* Begin *

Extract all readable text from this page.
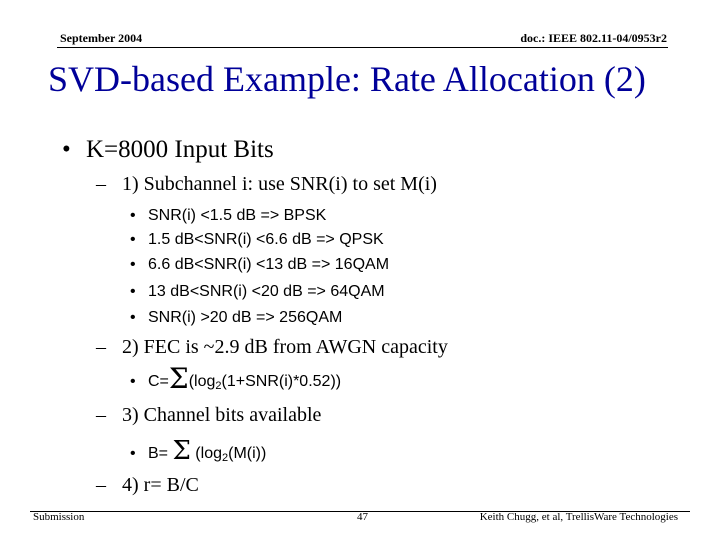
September 2004	doc.: IEEE 802.11-04/0953r2
SVD-based Example: Rate Allocation (2)
• K=8000 Input Bits
– 1) Subchannel i: use SNR(i) to set M(i)
• SNR(i) <1.5 dB => BPSK
• 1.5 dB<SNR(i) <6.6 dB => QPSK
• 6.6 dB<SNR(i) <13 dB => 16QAM
• 13 dB<SNR(i) <20 dB => 64QAM
• SNR(i) >20 dB => 256QAM
– 2) FEC is ~2.9 dB from AWGN capacity
• $C=\Sigma(\log_2(1+SNR(i)*0.52))$
– 3) Channel bits available
• B= Σ ($\log_2(M(i))$
– 4) r= B/C
Submission	47	Keith Chugg, et al, TrellisWare Technologies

* End *

## SHORT PROBLEM
Extract every line of the records above that contains the word "from".

## REPLY
Extract all readable text from this page.
– 2) FEC is ~2.9 dB from AWGN capacity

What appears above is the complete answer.